§ **Listings of regions and labels**:
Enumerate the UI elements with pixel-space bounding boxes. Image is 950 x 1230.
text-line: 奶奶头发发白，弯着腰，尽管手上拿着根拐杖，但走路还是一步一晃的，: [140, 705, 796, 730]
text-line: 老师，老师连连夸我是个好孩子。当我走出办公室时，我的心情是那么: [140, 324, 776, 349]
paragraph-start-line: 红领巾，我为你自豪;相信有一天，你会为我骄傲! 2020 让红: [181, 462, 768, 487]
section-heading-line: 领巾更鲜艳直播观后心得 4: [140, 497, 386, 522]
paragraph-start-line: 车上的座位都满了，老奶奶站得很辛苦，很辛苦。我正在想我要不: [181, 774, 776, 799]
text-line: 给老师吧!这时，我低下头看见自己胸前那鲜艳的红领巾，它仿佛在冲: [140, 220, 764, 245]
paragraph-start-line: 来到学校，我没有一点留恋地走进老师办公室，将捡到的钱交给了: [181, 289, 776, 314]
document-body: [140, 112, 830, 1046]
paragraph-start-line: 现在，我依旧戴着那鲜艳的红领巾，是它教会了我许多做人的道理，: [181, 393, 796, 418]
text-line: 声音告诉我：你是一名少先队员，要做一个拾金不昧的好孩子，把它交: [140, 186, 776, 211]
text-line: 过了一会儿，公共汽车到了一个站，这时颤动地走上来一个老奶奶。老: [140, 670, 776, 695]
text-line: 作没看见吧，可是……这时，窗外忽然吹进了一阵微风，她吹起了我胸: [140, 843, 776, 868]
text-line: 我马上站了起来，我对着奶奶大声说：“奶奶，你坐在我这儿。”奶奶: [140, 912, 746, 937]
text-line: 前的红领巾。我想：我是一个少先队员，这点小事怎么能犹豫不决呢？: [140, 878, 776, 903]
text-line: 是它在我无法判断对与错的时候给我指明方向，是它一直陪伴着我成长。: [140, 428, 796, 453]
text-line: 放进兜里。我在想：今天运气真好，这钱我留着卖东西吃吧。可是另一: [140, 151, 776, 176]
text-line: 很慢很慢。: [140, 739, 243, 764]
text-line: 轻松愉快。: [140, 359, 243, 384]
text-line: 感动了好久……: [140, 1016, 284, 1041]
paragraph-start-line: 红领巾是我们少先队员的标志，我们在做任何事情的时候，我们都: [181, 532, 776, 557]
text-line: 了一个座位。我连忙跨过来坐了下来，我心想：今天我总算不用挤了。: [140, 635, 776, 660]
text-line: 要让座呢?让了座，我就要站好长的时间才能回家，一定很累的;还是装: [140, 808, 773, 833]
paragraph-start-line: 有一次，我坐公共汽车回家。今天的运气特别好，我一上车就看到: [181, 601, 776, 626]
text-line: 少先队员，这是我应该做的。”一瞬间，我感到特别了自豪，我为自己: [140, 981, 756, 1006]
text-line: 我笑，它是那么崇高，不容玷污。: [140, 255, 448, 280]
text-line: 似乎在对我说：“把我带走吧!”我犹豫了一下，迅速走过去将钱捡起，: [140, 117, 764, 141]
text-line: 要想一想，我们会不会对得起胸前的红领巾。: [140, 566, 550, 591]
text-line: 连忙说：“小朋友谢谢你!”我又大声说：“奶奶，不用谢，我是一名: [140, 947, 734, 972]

§ **What the exercise asks**:
Reproduce all of the data above line for line, changing nothing.

§ **Answer below**:
Enumerate the UI elements with pixel-space bounding boxes. Image is 950 x 1230.
text-line: 奶奶头发发白，弯着腰，尽管手上拿着根拐杖，但走路还是一步一晃的，: [140, 705, 796, 730]
text-line: 老师，老师连连夸我是个好孩子。当我走出办公室时，我的心情是那么: [140, 324, 776, 349]
paragraph-start-line: 红领巾，我为你自豪;相信有一天，你会为我骄傲! 2020 让红: [181, 462, 768, 487]
section-heading-line: 领巾更鲜艳直播观后心得 4: [140, 497, 386, 522]
paragraph-start-line: 车上的座位都满了，老奶奶站得很辛苦，很辛苦。我正在想我要不: [181, 774, 776, 799]
text-line: 给老师吧!这时，我低下头看见自己胸前那鲜艳的红领巾，它仿佛在冲: [140, 220, 764, 245]
paragraph-start-line: 来到学校，我没有一点留恋地走进老师办公室，将捡到的钱交给了: [181, 289, 776, 314]
document-body: [140, 112, 830, 1046]
paragraph-start-line: 现在，我依旧戴着那鲜艳的红领巾，是它教会了我许多做人的道理，: [181, 393, 796, 418]
text-line: 声音告诉我：你是一名少先队员，要做一个拾金不昧的好孩子，把它交: [140, 186, 776, 211]
text-line: 过了一会儿，公共汽车到了一个站，这时颤动地走上来一个老奶奶。老: [140, 670, 776, 695]
text-line: 作没看见吧，可是……这时，窗外忽然吹进了一阵微风，她吹起了我胸: [140, 843, 776, 868]
text-line: 我马上站了起来，我对着奶奶大声说：“奶奶，你坐在我这儿。”奶奶: [140, 912, 746, 937]
text-line: 前的红领巾。我想：我是一个少先队员，这点小事怎么能犹豫不决呢？: [140, 878, 776, 903]
text-line: 是它在我无法判断对与错的时候给我指明方向，是它一直陪伴着我成长。: [140, 428, 796, 453]
text-line: 放进兜里。我在想：今天运气真好，这钱我留着卖东西吃吧。可是另一: [140, 151, 776, 176]
text-line: 很慢很慢。: [140, 739, 243, 764]
text-line: 轻松愉快。: [140, 359, 243, 384]
text-line: 感动了好久……: [140, 1016, 284, 1041]
paragraph-start-line: 红领巾是我们少先队员的标志，我们在做任何事情的时候，我们都: [181, 532, 776, 557]
text-line: 了一个座位。我连忙跨过来坐了下来，我心想：今天我总算不用挤了。: [140, 635, 776, 660]
text-line: 要让座呢?让了座，我就要站好长的时间才能回家，一定很累的;还是装: [140, 808, 773, 833]
paragraph-start-line: 有一次，我坐公共汽车回家。今天的运气特别好，我一上车就看到: [181, 601, 776, 626]
text-line: 少先队员，这是我应该做的。”一瞬间，我感到特别了自豪，我为自己: [140, 981, 756, 1006]
text-line: 我笑，它是那么崇高，不容玷污。: [140, 255, 448, 280]
text-line: 似乎在对我说：“把我带走吧!”我犹豫了一下，迅速走过去将钱捡起，: [140, 117, 764, 141]
text-line: 要想一想，我们会不会对得起胸前的红领巾。: [140, 566, 550, 591]
text-line: 连忙说：“小朋友谢谢你!”我又大声说：“奶奶，不用谢，我是一名: [140, 947, 734, 972]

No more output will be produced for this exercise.